# Written task
Could you write out every entry exactly as it stands?

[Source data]
..............................

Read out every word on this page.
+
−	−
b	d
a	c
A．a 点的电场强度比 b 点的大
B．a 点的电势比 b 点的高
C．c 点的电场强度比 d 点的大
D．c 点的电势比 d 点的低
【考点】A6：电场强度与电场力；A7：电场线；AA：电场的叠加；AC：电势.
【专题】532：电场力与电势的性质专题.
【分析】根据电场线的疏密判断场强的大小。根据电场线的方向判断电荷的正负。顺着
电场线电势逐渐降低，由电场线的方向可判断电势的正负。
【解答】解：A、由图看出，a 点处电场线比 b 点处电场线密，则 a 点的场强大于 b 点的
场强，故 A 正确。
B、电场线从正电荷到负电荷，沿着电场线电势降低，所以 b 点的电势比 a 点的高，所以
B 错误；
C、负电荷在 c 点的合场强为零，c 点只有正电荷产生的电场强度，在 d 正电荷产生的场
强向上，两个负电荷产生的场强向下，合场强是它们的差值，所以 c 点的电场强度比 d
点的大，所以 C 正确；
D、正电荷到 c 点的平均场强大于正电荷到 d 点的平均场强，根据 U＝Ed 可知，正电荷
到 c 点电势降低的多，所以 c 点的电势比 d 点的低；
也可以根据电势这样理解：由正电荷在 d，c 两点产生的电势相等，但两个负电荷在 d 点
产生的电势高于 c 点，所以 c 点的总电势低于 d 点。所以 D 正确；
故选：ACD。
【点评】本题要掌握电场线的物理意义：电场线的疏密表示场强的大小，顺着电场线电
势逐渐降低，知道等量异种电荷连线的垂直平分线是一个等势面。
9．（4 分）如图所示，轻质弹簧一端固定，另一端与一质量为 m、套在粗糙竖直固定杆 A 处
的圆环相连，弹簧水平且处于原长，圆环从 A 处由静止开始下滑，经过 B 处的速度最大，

..............................

# Response to the exercise
Read out every word on this page.
+
−	−
b	d
a	c
A．a 点的电场强度比 b 点的大
B．a 点的电势比 b 点的高
C．c 点的电场强度比 d 点的大
D．c 点的电势比 d 点的低
【考点】A6：电场强度与电场力；A7：电场线；AA：电场的叠加；AC：电势.
【专题】532：电场力与电势的性质专题.
【分析】根据电场线的疏密判断场强的大小。根据电场线的方向判断电荷的正负。顺着
电场线电势逐渐降低，由电场线的方向可判断电势的正负。
【解答】解：A、由图看出，a 点处电场线比 b 点处电场线密，则 a 点的场强大于 b 点的
场强，故 A 正确。
B、电场线从正电荷到负电荷，沿着电场线电势降低，所以 b 点的电势比 a 点的高，所以
B 错误；
C、负电荷在 c 点的合场强为零，c 点只有正电荷产生的电场强度，在 d 正电荷产生的场
强向上，两个负电荷产生的场强向下，合场强是它们的差值，所以 c 点的电场强度比 d
点的大，所以 C 正确；
D、正电荷到 c 点的平均场强大于正电荷到 d 点的平均场强，根据 U＝Ed 可知，正电荷
到 c 点电势降低的多，所以 c 点的电势比 d 点的低；
也可以根据电势这样理解：由正电荷在 d，c 两点产生的电势相等，但两个负电荷在 d 点
产生的电势高于 c 点，所以 c 点的总电势低于 d 点。所以 D 正确；
故选：ACD。
【点评】本题要掌握电场线的物理意义：电场线的疏密表示场强的大小，顺着电场线电
势逐渐降低，知道等量异种电荷连线的垂直平分线是一个等势面。
9．（4 分）如图所示，轻质弹簧一端固定，另一端与一质量为 m、套在粗糙竖直固定杆 A 处
的圆环相连，弹簧水平且处于原长，圆环从 A 处由静止开始下滑，经过 B 处的速度最大，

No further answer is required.